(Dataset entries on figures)
------------

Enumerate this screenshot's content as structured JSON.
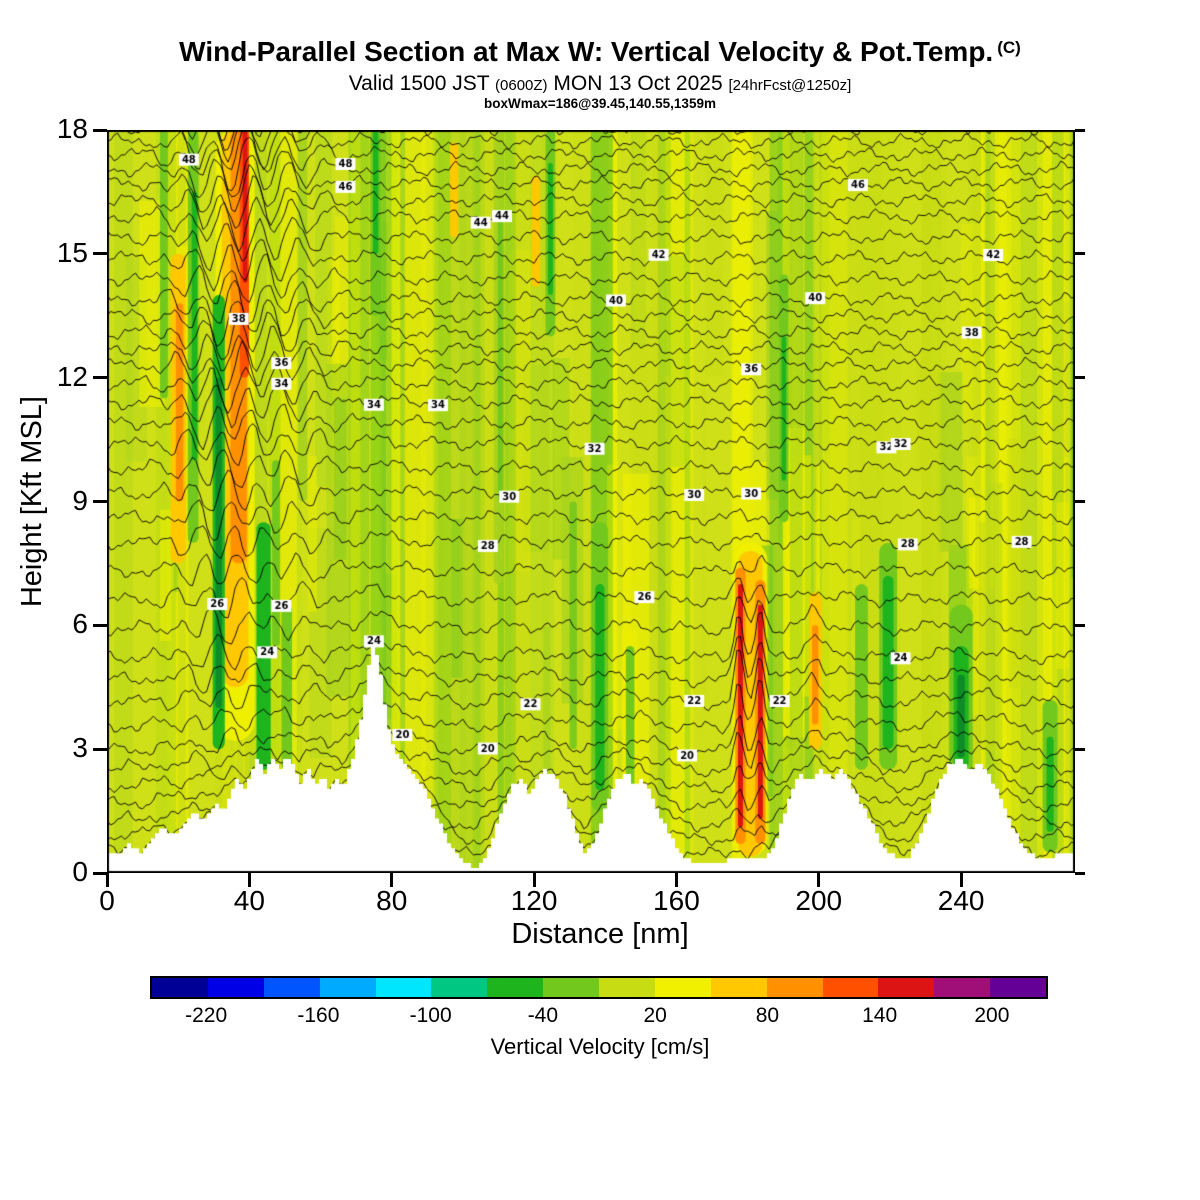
{
  "header": {
    "title_main": "Wind-Parallel Section at Max W: Vertical Velocity & Pot.Temp.",
    "title_unit": "(C)",
    "valid_pre": "Valid 1500 JST",
    "valid_small1": "(0600Z)",
    "valid_mid": "MON 13 Oct 2025",
    "valid_small2": "[24hrFcst@1250z]",
    "annotation": "boxWmax=186@39.45,140.55,1359m"
  },
  "chart_data": {
    "type": "heatmap",
    "title": "Wind-Parallel Section at Max W: Vertical Velocity & Pot.Temp. (C)",
    "subtitle": "Valid 1500 JST (0600Z) MON 13 Oct 2025 [24hrFcst@1250z]",
    "annotation": "boxWmax=186@39.45,140.55,1359m",
    "xlabel": "Distance [nm]",
    "ylabel": "Height [Kft MSL]",
    "xlim": [
      0,
      272
    ],
    "ylim": [
      0,
      18
    ],
    "xticks": [
      0,
      40,
      80,
      120,
      160,
      200,
      240
    ],
    "yticks": [
      0,
      3,
      6,
      9,
      12,
      15,
      18
    ],
    "fill_field": "Vertical Velocity [cm/s]",
    "contour_field": "Potential Temperature [C]",
    "wmax": {
      "value": 186,
      "lat": 39.45,
      "lon": 140.55,
      "height_m": 1359
    },
    "colorbar": {
      "label": "Vertical Velocity [cm/s]",
      "tick_values": [
        -220,
        -160,
        -100,
        -40,
        20,
        80,
        140,
        200
      ],
      "boundary_min": -250,
      "boundary_step": 30,
      "colors": [
        "#000096",
        "#0000E6",
        "#0055FF",
        "#00AAFF",
        "#00E6FF",
        "#00C882",
        "#1EB41E",
        "#73C81E",
        "#C8DC14",
        "#F0F000",
        "#FFC800",
        "#FF9100",
        "#FF5000",
        "#DC1414",
        "#A00F78",
        "#640096"
      ]
    },
    "background_colors": {
      "base": "#CFE018",
      "stripe_yellow": "#F0F000",
      "stripe_yellowgreen": "#C8DC14",
      "stripe_lightgreen": "#A5D21E",
      "stripe_green": "#73C81E"
    },
    "contours": {
      "theta_min": 14,
      "theta_max": 52,
      "interval": 1,
      "label_interval": 2,
      "label_min": 20,
      "theta_z_anchors": [
        [
          14,
          0.35
        ],
        [
          16,
          1.1
        ],
        [
          18,
          2.0
        ],
        [
          20,
          2.9
        ],
        [
          22,
          4.1
        ],
        [
          24,
          5.2
        ],
        [
          26,
          6.6
        ],
        [
          28,
          8.0
        ],
        [
          30,
          9.2
        ],
        [
          32,
          10.4
        ],
        [
          34,
          11.4
        ],
        [
          36,
          12.3
        ],
        [
          38,
          13.1
        ],
        [
          40,
          13.9
        ],
        [
          42,
          14.9
        ],
        [
          44,
          15.9
        ],
        [
          46,
          16.7
        ],
        [
          48,
          17.4
        ],
        [
          50,
          18.05
        ],
        [
          52,
          18.7
        ]
      ]
    },
    "terrain_profile": [
      [
        0,
        0.5
      ],
      [
        3,
        0.45
      ],
      [
        6,
        0.7
      ],
      [
        9,
        0.5
      ],
      [
        12,
        0.8
      ],
      [
        15,
        1.1
      ],
      [
        18,
        0.9
      ],
      [
        21,
        1.2
      ],
      [
        24,
        1.5
      ],
      [
        27,
        1.3
      ],
      [
        30,
        1.7
      ],
      [
        32,
        1.5
      ],
      [
        34,
        1.9
      ],
      [
        36,
        2.3
      ],
      [
        38,
        2.0
      ],
      [
        40,
        2.5
      ],
      [
        42,
        2.8
      ],
      [
        44,
        2.4
      ],
      [
        46,
        2.8
      ],
      [
        48,
        2.5
      ],
      [
        50,
        2.9
      ],
      [
        52,
        2.6
      ],
      [
        54,
        2.2
      ],
      [
        56,
        2.6
      ],
      [
        58,
        2.1
      ],
      [
        60,
        2.4
      ],
      [
        62,
        2.0
      ],
      [
        64,
        2.3
      ],
      [
        66,
        2.1
      ],
      [
        68,
        2.6
      ],
      [
        70,
        3.3
      ],
      [
        72,
        4.4
      ],
      [
        74,
        5.6
      ],
      [
        76,
        5.1
      ],
      [
        78,
        3.8
      ],
      [
        80,
        3.0
      ],
      [
        83,
        2.7
      ],
      [
        86,
        2.4
      ],
      [
        89,
        2.0
      ],
      [
        92,
        1.4
      ],
      [
        95,
        0.8
      ],
      [
        98,
        0.4
      ],
      [
        101,
        0.2
      ],
      [
        104,
        0.15
      ],
      [
        107,
        0.6
      ],
      [
        110,
        1.4
      ],
      [
        113,
        2.1
      ],
      [
        116,
        2.3
      ],
      [
        118,
        1.9
      ],
      [
        120,
        2.2
      ],
      [
        122,
        2.5
      ],
      [
        125,
        2.4
      ],
      [
        128,
        1.9
      ],
      [
        131,
        1.1
      ],
      [
        134,
        0.45
      ],
      [
        137,
        0.9
      ],
      [
        140,
        1.7
      ],
      [
        143,
        2.3
      ],
      [
        146,
        2.4
      ],
      [
        148,
        2.1
      ],
      [
        150,
        2.3
      ],
      [
        153,
        1.8
      ],
      [
        156,
        1.2
      ],
      [
        159,
        0.7
      ],
      [
        162,
        0.35
      ],
      [
        166,
        0.2
      ],
      [
        170,
        0.25
      ],
      [
        174,
        0.3
      ],
      [
        178,
        0.3
      ],
      [
        182,
        0.3
      ],
      [
        186,
        0.5
      ],
      [
        189,
        1.2
      ],
      [
        192,
        2.0
      ],
      [
        194,
        2.4
      ],
      [
        197,
        2.2
      ],
      [
        200,
        2.5
      ],
      [
        203,
        2.3
      ],
      [
        206,
        2.5
      ],
      [
        209,
        2.1
      ],
      [
        212,
        1.6
      ],
      [
        215,
        1.1
      ],
      [
        218,
        0.6
      ],
      [
        221,
        0.4
      ],
      [
        224,
        0.3
      ],
      [
        227,
        0.7
      ],
      [
        230,
        1.4
      ],
      [
        233,
        2.1
      ],
      [
        236,
        2.6
      ],
      [
        239,
        2.85
      ],
      [
        242,
        2.5
      ],
      [
        245,
        2.7
      ],
      [
        248,
        2.3
      ],
      [
        251,
        1.7
      ],
      [
        254,
        1.1
      ],
      [
        257,
        0.6
      ],
      [
        260,
        0.4
      ],
      [
        264,
        0.38
      ],
      [
        268,
        0.45
      ],
      [
        272,
        0.5
      ]
    ],
    "features": [
      {
        "kind": "updraft-halo",
        "x": 36,
        "w": 11,
        "zb": 3.2,
        "zt": 18,
        "c": "#F0F000",
        "a": 0.95
      },
      {
        "kind": "updraft",
        "x": 36,
        "w": 7.5,
        "zb": 4.5,
        "zt": 18,
        "c": "#FFC800",
        "a": 1
      },
      {
        "kind": "updraft",
        "x": 37,
        "w": 4.6,
        "zb": 7.5,
        "zt": 18,
        "c": "#FF9100",
        "a": 1
      },
      {
        "kind": "updraft-core",
        "x": 38.6,
        "w": 2.6,
        "zb": 12,
        "zt": 18,
        "c": "#FF5000",
        "a": 1
      },
      {
        "kind": "updraft-core",
        "x": 38.8,
        "w": 1.3,
        "zb": 14.3,
        "zt": 18,
        "c": "#DC1414",
        "a": 1
      },
      {
        "kind": "updraft",
        "x": 20,
        "w": 4.2,
        "zb": 7.5,
        "zt": 15,
        "c": "#FFC800",
        "a": 1
      },
      {
        "kind": "updraft",
        "x": 20.4,
        "w": 2.1,
        "zb": 9,
        "zt": 13.8,
        "c": "#FF9100",
        "a": 1
      },
      {
        "kind": "downdraft",
        "x": 16,
        "w": 2.2,
        "zb": 11.5,
        "zt": 18,
        "c": "#73C81E",
        "a": 1
      },
      {
        "kind": "downdraft",
        "x": 24.2,
        "w": 3.0,
        "zb": 8,
        "zt": 18,
        "c": "#73C81E",
        "a": 1
      },
      {
        "kind": "downdraft",
        "x": 24.6,
        "w": 1.6,
        "zb": 10,
        "zt": 16.5,
        "c": "#1EB41E",
        "a": 1
      },
      {
        "kind": "downdraft",
        "x": 31.4,
        "w": 3.4,
        "zb": 3,
        "zt": 14,
        "c": "#1EB41E",
        "a": 1
      },
      {
        "kind": "downdraft",
        "x": 31.4,
        "w": 1.8,
        "zb": 4,
        "zt": 12,
        "c": "#0F8C28",
        "a": 1
      },
      {
        "kind": "downdraft",
        "x": 44,
        "w": 4,
        "zb": 2.5,
        "zt": 8.5,
        "c": "#1EB41E",
        "a": 1
      },
      {
        "kind": "downdraft",
        "x": 47.5,
        "w": 2.2,
        "zb": 5.5,
        "zt": 10,
        "c": "#73C81E",
        "a": 1
      },
      {
        "kind": "downdraft",
        "x": 50.5,
        "w": 3,
        "zb": 2.5,
        "zt": 6.5,
        "c": "#73C81E",
        "a": 1
      },
      {
        "kind": "downdraft",
        "x": 55,
        "w": 2.5,
        "zb": 9,
        "zt": 18,
        "c": "#A5D21E",
        "a": 0.9
      },
      {
        "kind": "downdraft",
        "x": 75.5,
        "w": 3,
        "zb": 13.5,
        "zt": 18,
        "c": "#73C81E",
        "a": 1
      },
      {
        "kind": "downdraft",
        "x": 75.5,
        "w": 1.5,
        "zb": 15,
        "zt": 18,
        "c": "#1EB41E",
        "a": 1
      },
      {
        "kind": "updraft",
        "x": 97.5,
        "w": 2.3,
        "zb": 15.4,
        "zt": 17.7,
        "c": "#FFC800",
        "a": 1
      },
      {
        "kind": "downdraft",
        "x": 110,
        "w": 2.6,
        "zb": 7,
        "zt": 18,
        "c": "#A5D21E",
        "a": 0.9
      },
      {
        "kind": "downdraft",
        "x": 110.5,
        "w": 1.4,
        "zb": 9,
        "zt": 16,
        "c": "#73C81E",
        "a": 1
      },
      {
        "kind": "updraft",
        "x": 120.5,
        "w": 2.4,
        "zb": 14.2,
        "zt": 16.9,
        "c": "#FFC800",
        "a": 1
      },
      {
        "kind": "downdraft",
        "x": 124.6,
        "w": 2.7,
        "zb": 13,
        "zt": 18,
        "c": "#73C81E",
        "a": 1
      },
      {
        "kind": "downdraft",
        "x": 124.6,
        "w": 1.4,
        "zb": 14,
        "zt": 17.2,
        "c": "#1EB41E",
        "a": 1
      },
      {
        "kind": "downdraft",
        "x": 131,
        "w": 2,
        "zb": 3,
        "zt": 9,
        "c": "#73C81E",
        "a": 0.9
      },
      {
        "kind": "downdraft",
        "x": 138.5,
        "w": 4.6,
        "zb": 1.5,
        "zt": 8.5,
        "c": "#73C81E",
        "a": 1
      },
      {
        "kind": "downdraft",
        "x": 138.5,
        "w": 2.6,
        "zb": 2,
        "zt": 7,
        "c": "#1EB41E",
        "a": 1
      },
      {
        "kind": "downdraft",
        "x": 147,
        "w": 2.4,
        "zb": 2,
        "zt": 5.5,
        "c": "#73C81E",
        "a": 1
      },
      {
        "kind": "updraft-halo",
        "x": 180.8,
        "w": 9.5,
        "zb": 0.4,
        "zt": 8,
        "c": "#F0F000",
        "a": 0.95
      },
      {
        "kind": "updraft",
        "x": 180.8,
        "w": 6.8,
        "zb": 0.4,
        "zt": 7.8,
        "c": "#FFC800",
        "a": 1
      },
      {
        "kind": "updraft",
        "x": 178,
        "w": 2.9,
        "zb": 0.7,
        "zt": 7.4,
        "c": "#FF9100",
        "a": 1
      },
      {
        "kind": "updraft",
        "x": 183.6,
        "w": 2.9,
        "zb": 0.7,
        "zt": 7.1,
        "c": "#FF9100",
        "a": 1
      },
      {
        "kind": "updraft-core",
        "x": 178,
        "w": 1.4,
        "zb": 1.1,
        "zt": 7.0,
        "c": "#DC1414",
        "a": 1
      },
      {
        "kind": "updraft-core",
        "x": 183.6,
        "w": 1.4,
        "zb": 1.3,
        "zt": 6.5,
        "c": "#DC1414",
        "a": 1
      },
      {
        "kind": "downdraft",
        "x": 188.8,
        "w": 2,
        "zb": 0.4,
        "zt": 8,
        "c": "#A5D21E",
        "a": 0.9
      },
      {
        "kind": "downdraft",
        "x": 190.2,
        "w": 2.6,
        "zb": 8.5,
        "zt": 14.5,
        "c": "#73C81E",
        "a": 1
      },
      {
        "kind": "downdraft",
        "x": 190.2,
        "w": 1.3,
        "zb": 9.5,
        "zt": 13,
        "c": "#1EB41E",
        "a": 1
      },
      {
        "kind": "updraft",
        "x": 199,
        "w": 3.6,
        "zb": 3,
        "zt": 6.8,
        "c": "#FFC800",
        "a": 1
      },
      {
        "kind": "updraft",
        "x": 199,
        "w": 1.8,
        "zb": 3.6,
        "zt": 6,
        "c": "#FF9100",
        "a": 1
      },
      {
        "kind": "downdraft",
        "x": 212,
        "w": 3.6,
        "zb": 2.5,
        "zt": 7,
        "c": "#73C81E",
        "a": 1
      },
      {
        "kind": "downdraft",
        "x": 219.5,
        "w": 5,
        "zb": 2.5,
        "zt": 8,
        "c": "#73C81E",
        "a": 1
      },
      {
        "kind": "downdraft",
        "x": 219.5,
        "w": 3,
        "zb": 3,
        "zt": 7.2,
        "c": "#1EB41E",
        "a": 1
      },
      {
        "kind": "downdraft",
        "x": 240,
        "w": 6.5,
        "zb": 2.4,
        "zt": 6.5,
        "c": "#73C81E",
        "a": 1
      },
      {
        "kind": "downdraft",
        "x": 240,
        "w": 4.2,
        "zb": 2.5,
        "zt": 5.5,
        "c": "#1EB41E",
        "a": 1
      },
      {
        "kind": "downdraft",
        "x": 240,
        "w": 2.1,
        "zb": 2.8,
        "zt": 4.8,
        "c": "#0F8C28",
        "a": 1
      },
      {
        "kind": "downdraft",
        "x": 265,
        "w": 4.2,
        "zb": 0.5,
        "zt": 4.2,
        "c": "#73C81E",
        "a": 1
      },
      {
        "kind": "downdraft",
        "x": 265,
        "w": 2,
        "zb": 1,
        "zt": 3.3,
        "c": "#1EB41E",
        "a": 1
      }
    ]
  }
}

------------

Scan the material above for the string "Vertical" and report each line where you find it.

    "title_main": "Wind-Parallel Section at Max W: Vertical Velocity & Pot.Temp.",
    "title": "Wind-Parallel Section at Max W: Vertical Velocity & Pot.Temp. (C)",
    "fill_field": "Vertical Velocity [cm/s]",
      "label": "Vertical Velocity [cm/s]",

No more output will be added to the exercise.